Available records

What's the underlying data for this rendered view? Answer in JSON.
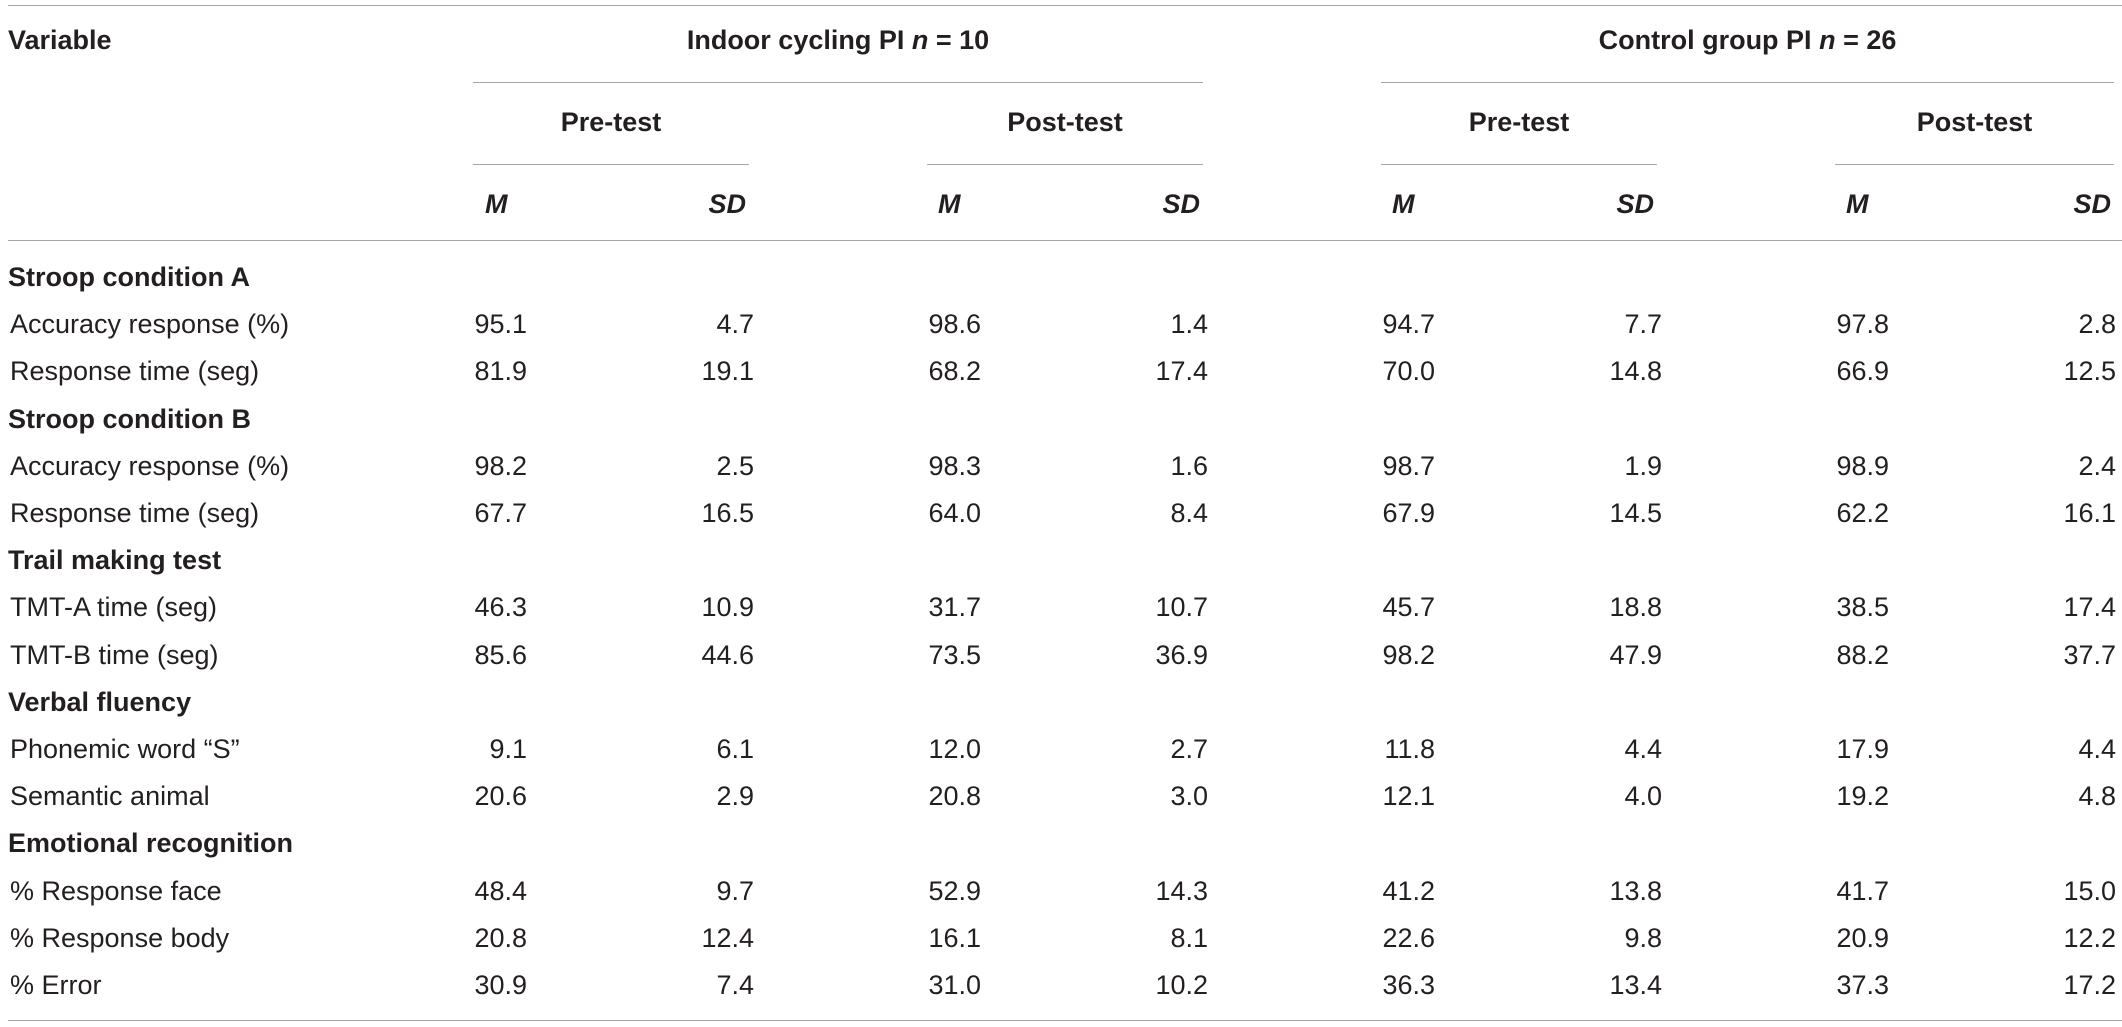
{
  "header": {
    "variable_label": "Variable",
    "group1": {
      "title_prefix": "Indoor cycling PI ",
      "n_symbol": "n",
      "n_value": " = 10"
    },
    "group2": {
      "title_prefix": "Control group PI ",
      "n_symbol": "n",
      "n_value": " = 26"
    },
    "pre": "Pre-test",
    "post": "Post-test",
    "m": "M",
    "sd": "SD"
  },
  "rows": [
    {
      "type": "section",
      "label": "Stroop condition A"
    },
    {
      "type": "data",
      "label": "Accuracy response (%)",
      "values": [
        "95.1",
        "4.7",
        "98.6",
        "1.4",
        "94.7",
        "7.7",
        "97.8",
        "2.8"
      ]
    },
    {
      "type": "data",
      "label": "Response time (seg)",
      "values": [
        "81.9",
        "19.1",
        "68.2",
        "17.4",
        "70.0",
        "14.8",
        "66.9",
        "12.5"
      ]
    },
    {
      "type": "section",
      "label": "Stroop condition B"
    },
    {
      "type": "data",
      "label": "Accuracy response (%)",
      "values": [
        "98.2",
        "2.5",
        "98.3",
        "1.6",
        "98.7",
        "1.9",
        "98.9",
        "2.4"
      ]
    },
    {
      "type": "data",
      "label": "Response time (seg)",
      "values": [
        "67.7",
        "16.5",
        "64.0",
        "8.4",
        "67.9",
        "14.5",
        "62.2",
        "16.1"
      ]
    },
    {
      "type": "section",
      "label": "Trail making test"
    },
    {
      "type": "data",
      "label": "TMT-A time (seg)",
      "values": [
        "46.3",
        "10.9",
        "31.7",
        "10.7",
        "45.7",
        "18.8",
        "38.5",
        "17.4"
      ]
    },
    {
      "type": "data",
      "label": "TMT-B time (seg)",
      "values": [
        "85.6",
        "44.6",
        "73.5",
        "36.9",
        "98.2",
        "47.9",
        "88.2",
        "37.7"
      ]
    },
    {
      "type": "section",
      "label": "Verbal fluency"
    },
    {
      "type": "data",
      "label": "Phonemic word “S”",
      "values": [
        "9.1",
        "6.1",
        "12.0",
        "2.7",
        "11.8",
        "4.4",
        "17.9",
        "4.4"
      ]
    },
    {
      "type": "data",
      "label": "Semantic animal",
      "values": [
        "20.6",
        "2.9",
        "20.8",
        "3.0",
        "12.1",
        "4.0",
        "19.2",
        "4.8"
      ]
    },
    {
      "type": "section",
      "label": "Emotional recognition"
    },
    {
      "type": "data",
      "label": "% Response face",
      "values": [
        "48.4",
        "9.7",
        "52.9",
        "14.3",
        "41.2",
        "13.8",
        "41.7",
        "15.0"
      ]
    },
    {
      "type": "data",
      "label": "% Response body",
      "values": [
        "20.8",
        "12.4",
        "16.1",
        "8.1",
        "22.6",
        "9.8",
        "20.9",
        "12.2"
      ]
    },
    {
      "type": "data",
      "label": "% Error",
      "values": [
        "30.9",
        "7.4",
        "31.0",
        "10.2",
        "36.3",
        "13.4",
        "37.3",
        "17.2"
      ]
    }
  ]
}
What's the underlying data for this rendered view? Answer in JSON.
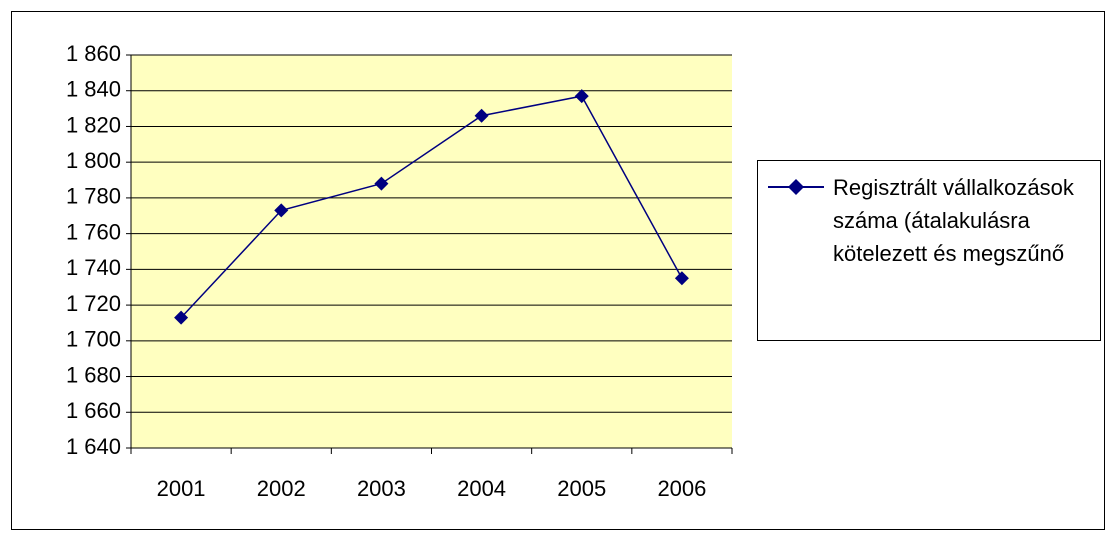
{
  "chart_data": {
    "type": "line",
    "categories": [
      "2001",
      "2002",
      "2003",
      "2004",
      "2005",
      "2006"
    ],
    "series": [
      {
        "name": "Regisztrált vállalkozások száma (átalakulásra kötelezett és megszűnő",
        "color": "#000080",
        "values": [
          1713,
          1773,
          1788,
          1826,
          1837,
          1735
        ]
      }
    ],
    "ylim": [
      1640,
      1860
    ],
    "yticks": [
      {
        "value": 1640,
        "label": "1 640"
      },
      {
        "value": 1660,
        "label": "1 660"
      },
      {
        "value": 1680,
        "label": "1 680"
      },
      {
        "value": 1700,
        "label": "1 700"
      },
      {
        "value": 1720,
        "label": "1 720"
      },
      {
        "value": 1740,
        "label": "1 740"
      },
      {
        "value": 1760,
        "label": "1 760"
      },
      {
        "value": 1780,
        "label": "1 780"
      },
      {
        "value": 1800,
        "label": "1 800"
      },
      {
        "value": 1820,
        "label": "1 820"
      },
      {
        "value": 1840,
        "label": "1 840"
      },
      {
        "value": 1860,
        "label": "1 860"
      }
    ],
    "grid": true,
    "plot_background": "#ffffc0",
    "legend": "right"
  }
}
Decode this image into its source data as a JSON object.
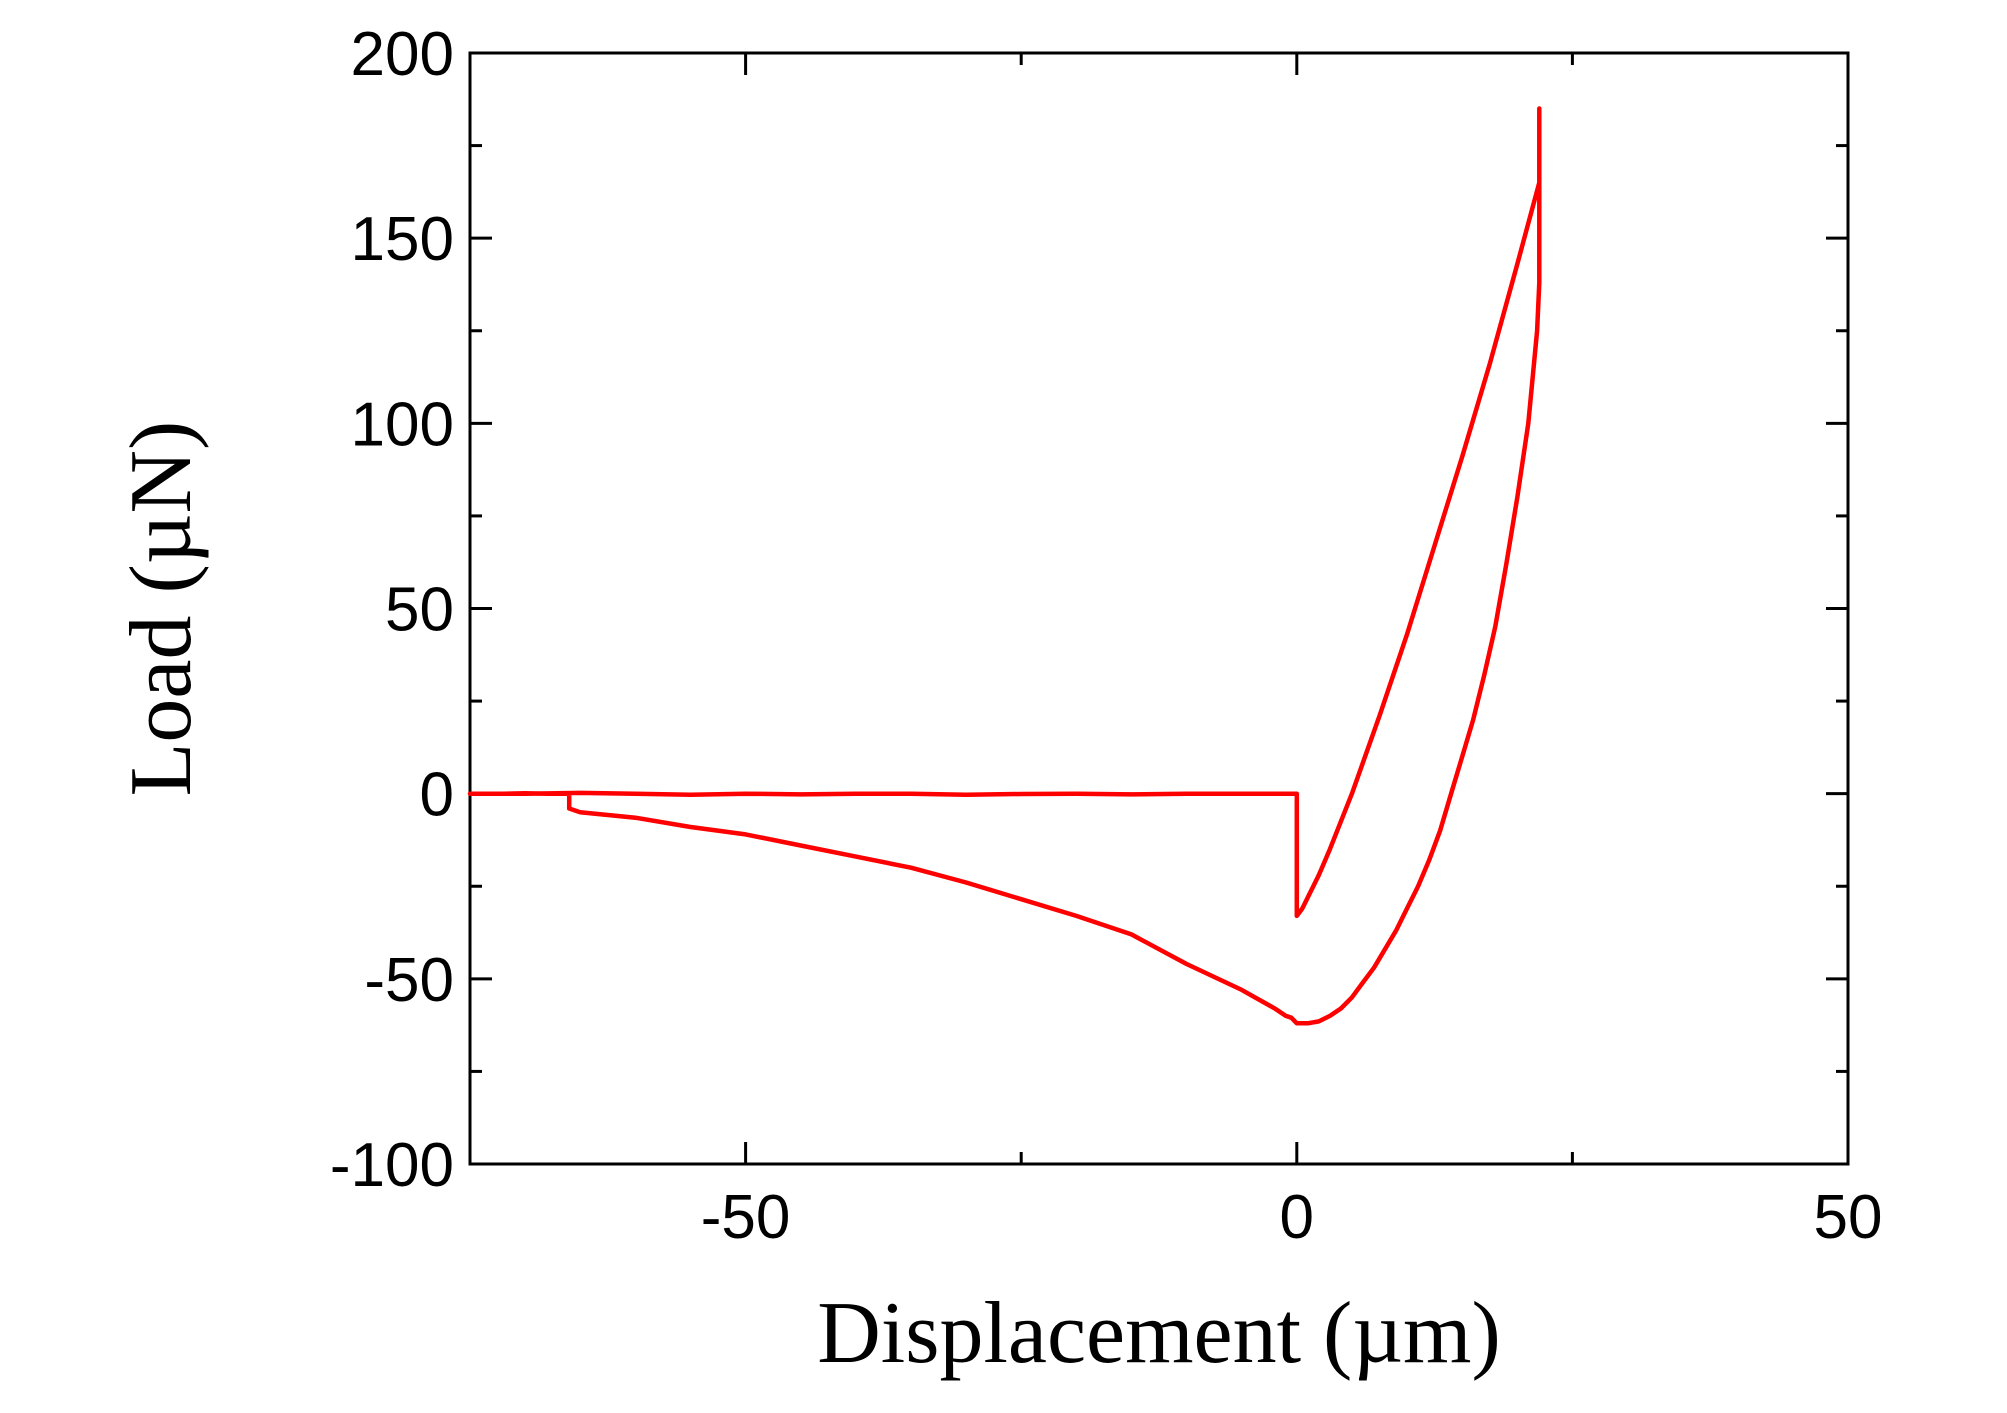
{
  "chart_data": {
    "type": "line",
    "title": "",
    "xlabel": "Displacement (µm)",
    "ylabel": "Load (µN)",
    "xlim": [
      -75,
      50
    ],
    "ylim": [
      -100,
      200
    ],
    "xticks": [
      -50,
      0,
      50
    ],
    "xtick_labels": [
      "-50",
      "0",
      "50"
    ],
    "xminor": [
      -75,
      -25,
      25
    ],
    "yticks": [
      -100,
      -50,
      0,
      50,
      100,
      150,
      200
    ],
    "ytick_labels": [
      "-100",
      "-50",
      "0",
      "50",
      "100",
      "150",
      "200"
    ],
    "yminor": [
      -75,
      -25,
      25,
      75,
      125,
      175
    ],
    "grid": false,
    "legend": "none",
    "line_color": "#ff0000",
    "series": [
      {
        "x": [
          -75,
          -70,
          -65,
          -60,
          -55,
          -50,
          -45,
          -40,
          -35,
          -30,
          -25,
          -20,
          -15,
          -10,
          -5,
          -1,
          0,
          0,
          0,
          0.5,
          1,
          2,
          3,
          5,
          7.5,
          10,
          12.5,
          15,
          17.5,
          20,
          22,
          22,
          22,
          21.8,
          21,
          20,
          19,
          18,
          17,
          16,
          15,
          14,
          13,
          12,
          11,
          10,
          9,
          8,
          7,
          6,
          5,
          4,
          3,
          2,
          1,
          0,
          -0.5,
          -1,
          -2,
          -5,
          -10,
          -15,
          -20,
          -25,
          -30,
          -35,
          -40,
          -45,
          -50,
          -55,
          -60,
          -65,
          -66,
          -66,
          -68,
          -70,
          -72,
          -75
        ],
        "y": [
          0,
          0,
          0.2,
          0,
          -0.3,
          0,
          -0.2,
          0,
          0,
          -0.3,
          -0.1,
          0,
          -0.2,
          0,
          0,
          0,
          0,
          -20,
          -33,
          -31,
          -28,
          -22,
          -15,
          0,
          21,
          43,
          67,
          91,
          116,
          143,
          165,
          185,
          138,
          125,
          100,
          80,
          62,
          45,
          32,
          20,
          10,
          0,
          -10,
          -18,
          -25,
          -31,
          -37,
          -42,
          -47,
          -51,
          -55,
          -58,
          -60,
          -61.5,
          -62,
          -62,
          -60.5,
          -60,
          -58,
          -53,
          -46,
          -38,
          -33,
          -28.5,
          -24,
          -20,
          -17,
          -14,
          -11,
          -9,
          -6.5,
          -5,
          -4,
          0,
          0,
          0.1,
          0,
          0
        ]
      }
    ]
  }
}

Task instructions
Give the number of lines above that hold the word "Stroop", and nothing more.

Task solution
2